BEGIN Input records
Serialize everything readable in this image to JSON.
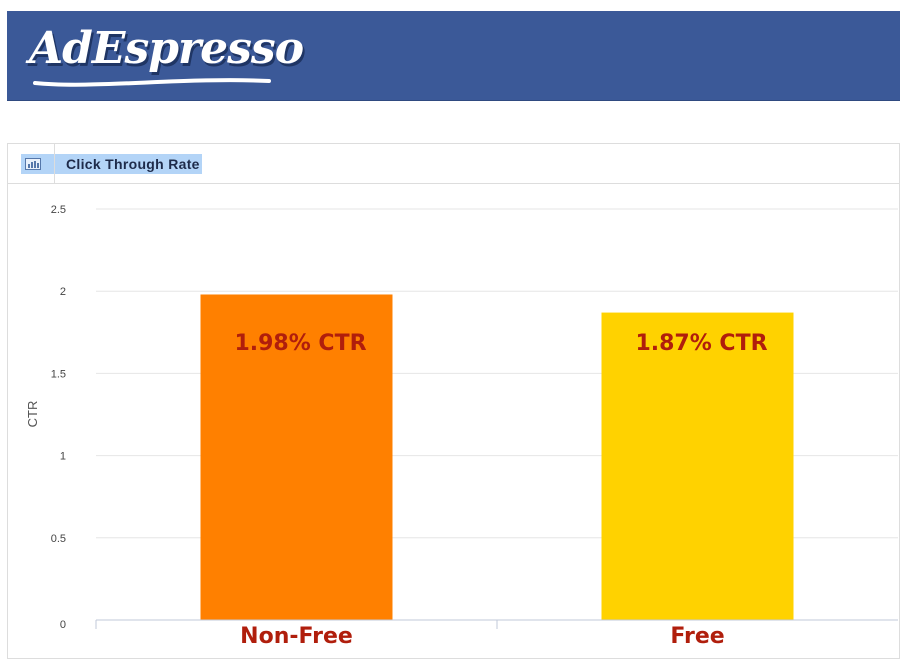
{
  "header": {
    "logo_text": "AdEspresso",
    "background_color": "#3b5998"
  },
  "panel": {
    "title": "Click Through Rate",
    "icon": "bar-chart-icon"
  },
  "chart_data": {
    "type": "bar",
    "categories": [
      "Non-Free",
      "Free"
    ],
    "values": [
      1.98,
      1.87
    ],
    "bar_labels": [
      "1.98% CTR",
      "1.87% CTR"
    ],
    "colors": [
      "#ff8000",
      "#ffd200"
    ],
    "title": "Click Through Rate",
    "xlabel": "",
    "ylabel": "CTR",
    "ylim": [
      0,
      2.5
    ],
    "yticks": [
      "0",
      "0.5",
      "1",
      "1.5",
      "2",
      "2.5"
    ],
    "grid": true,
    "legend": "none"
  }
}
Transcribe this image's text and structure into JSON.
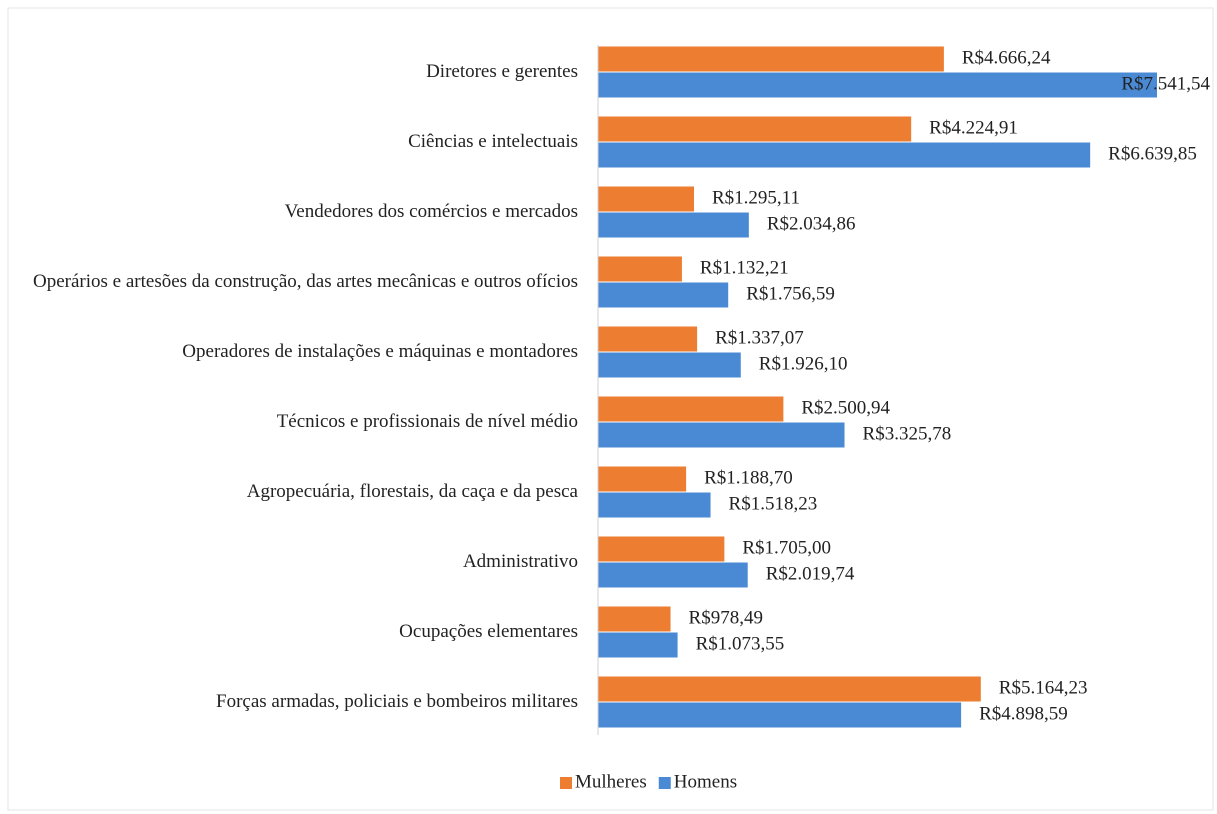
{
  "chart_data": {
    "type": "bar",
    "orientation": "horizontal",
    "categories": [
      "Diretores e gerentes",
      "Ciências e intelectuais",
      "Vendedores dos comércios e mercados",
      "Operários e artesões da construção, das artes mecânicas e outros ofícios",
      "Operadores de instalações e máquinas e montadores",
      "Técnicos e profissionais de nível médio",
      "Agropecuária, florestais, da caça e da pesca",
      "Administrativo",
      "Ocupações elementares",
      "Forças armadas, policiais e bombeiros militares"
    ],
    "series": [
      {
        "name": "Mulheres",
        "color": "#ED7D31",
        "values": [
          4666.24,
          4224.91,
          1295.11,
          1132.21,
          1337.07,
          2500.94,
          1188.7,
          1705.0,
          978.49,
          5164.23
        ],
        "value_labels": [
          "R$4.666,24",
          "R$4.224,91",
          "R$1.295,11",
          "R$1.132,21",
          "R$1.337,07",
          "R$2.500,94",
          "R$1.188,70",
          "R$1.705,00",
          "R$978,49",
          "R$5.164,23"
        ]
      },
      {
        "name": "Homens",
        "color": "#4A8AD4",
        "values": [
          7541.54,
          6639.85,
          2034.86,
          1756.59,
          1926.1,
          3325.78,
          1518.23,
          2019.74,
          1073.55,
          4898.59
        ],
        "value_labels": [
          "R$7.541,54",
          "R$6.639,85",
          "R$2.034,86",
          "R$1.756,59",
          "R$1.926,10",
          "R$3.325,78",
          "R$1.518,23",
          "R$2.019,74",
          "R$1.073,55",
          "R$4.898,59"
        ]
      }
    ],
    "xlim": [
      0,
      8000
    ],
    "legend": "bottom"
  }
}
END Input records
▸ Written task:
From the data above, pick out each line containing "JSON" and copy it.

▸ Completed task:
Serialize everything readable in this image to JSON.
Transcribe this image's text and structure into JSON.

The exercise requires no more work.